From the entries below, count every line that contains the word "active". Please give the number and nothing else.

-- START Dataset records --

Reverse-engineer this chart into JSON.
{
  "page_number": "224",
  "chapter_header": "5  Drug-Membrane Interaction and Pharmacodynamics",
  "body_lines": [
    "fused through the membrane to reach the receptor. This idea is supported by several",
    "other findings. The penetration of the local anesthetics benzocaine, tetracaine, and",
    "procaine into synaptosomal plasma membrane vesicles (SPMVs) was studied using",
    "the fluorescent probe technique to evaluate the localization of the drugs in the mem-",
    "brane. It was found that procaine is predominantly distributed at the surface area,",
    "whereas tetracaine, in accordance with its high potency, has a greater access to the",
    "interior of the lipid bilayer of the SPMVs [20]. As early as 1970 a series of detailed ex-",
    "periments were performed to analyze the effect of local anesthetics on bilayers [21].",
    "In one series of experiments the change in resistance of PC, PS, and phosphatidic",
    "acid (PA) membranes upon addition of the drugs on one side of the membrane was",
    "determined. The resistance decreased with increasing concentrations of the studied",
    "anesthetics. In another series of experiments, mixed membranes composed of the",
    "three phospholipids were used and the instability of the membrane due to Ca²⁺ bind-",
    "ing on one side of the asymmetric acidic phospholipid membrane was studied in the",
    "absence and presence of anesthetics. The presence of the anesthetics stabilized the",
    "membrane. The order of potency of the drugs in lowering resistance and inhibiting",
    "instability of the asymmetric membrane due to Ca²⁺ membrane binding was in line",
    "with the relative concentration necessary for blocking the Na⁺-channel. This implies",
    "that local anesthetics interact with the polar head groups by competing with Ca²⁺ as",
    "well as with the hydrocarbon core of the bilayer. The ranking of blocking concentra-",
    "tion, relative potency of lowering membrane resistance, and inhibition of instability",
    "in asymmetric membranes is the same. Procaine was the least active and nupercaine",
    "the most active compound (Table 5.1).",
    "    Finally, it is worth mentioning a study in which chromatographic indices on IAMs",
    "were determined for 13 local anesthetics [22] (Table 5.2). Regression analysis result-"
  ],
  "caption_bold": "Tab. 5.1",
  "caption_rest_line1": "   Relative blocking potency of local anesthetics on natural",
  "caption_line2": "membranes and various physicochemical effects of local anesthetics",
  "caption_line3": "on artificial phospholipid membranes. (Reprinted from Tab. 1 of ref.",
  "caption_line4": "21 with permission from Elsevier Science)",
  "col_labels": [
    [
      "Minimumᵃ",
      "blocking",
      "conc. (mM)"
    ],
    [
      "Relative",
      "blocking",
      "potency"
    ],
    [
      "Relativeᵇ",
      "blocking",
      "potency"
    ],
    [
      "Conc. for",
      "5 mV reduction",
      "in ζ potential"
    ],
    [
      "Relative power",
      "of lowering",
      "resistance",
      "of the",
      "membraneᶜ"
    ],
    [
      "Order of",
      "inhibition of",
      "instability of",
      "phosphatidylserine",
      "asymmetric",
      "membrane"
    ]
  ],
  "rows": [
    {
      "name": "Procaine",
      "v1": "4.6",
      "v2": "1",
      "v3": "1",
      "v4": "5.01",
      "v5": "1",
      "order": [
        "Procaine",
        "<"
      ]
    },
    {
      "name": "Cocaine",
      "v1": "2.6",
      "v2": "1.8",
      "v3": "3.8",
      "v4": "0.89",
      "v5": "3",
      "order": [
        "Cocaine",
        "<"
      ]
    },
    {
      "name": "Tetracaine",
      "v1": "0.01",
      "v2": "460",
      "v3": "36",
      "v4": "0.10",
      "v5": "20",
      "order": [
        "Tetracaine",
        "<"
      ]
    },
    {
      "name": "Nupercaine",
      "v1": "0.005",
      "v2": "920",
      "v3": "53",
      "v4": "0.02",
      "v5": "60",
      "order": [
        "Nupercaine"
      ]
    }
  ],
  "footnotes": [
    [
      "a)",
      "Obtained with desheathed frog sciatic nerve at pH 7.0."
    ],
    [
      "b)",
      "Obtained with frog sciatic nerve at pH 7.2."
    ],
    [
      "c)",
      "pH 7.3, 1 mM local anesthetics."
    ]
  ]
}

-- END Dataset records --

Task answer: 2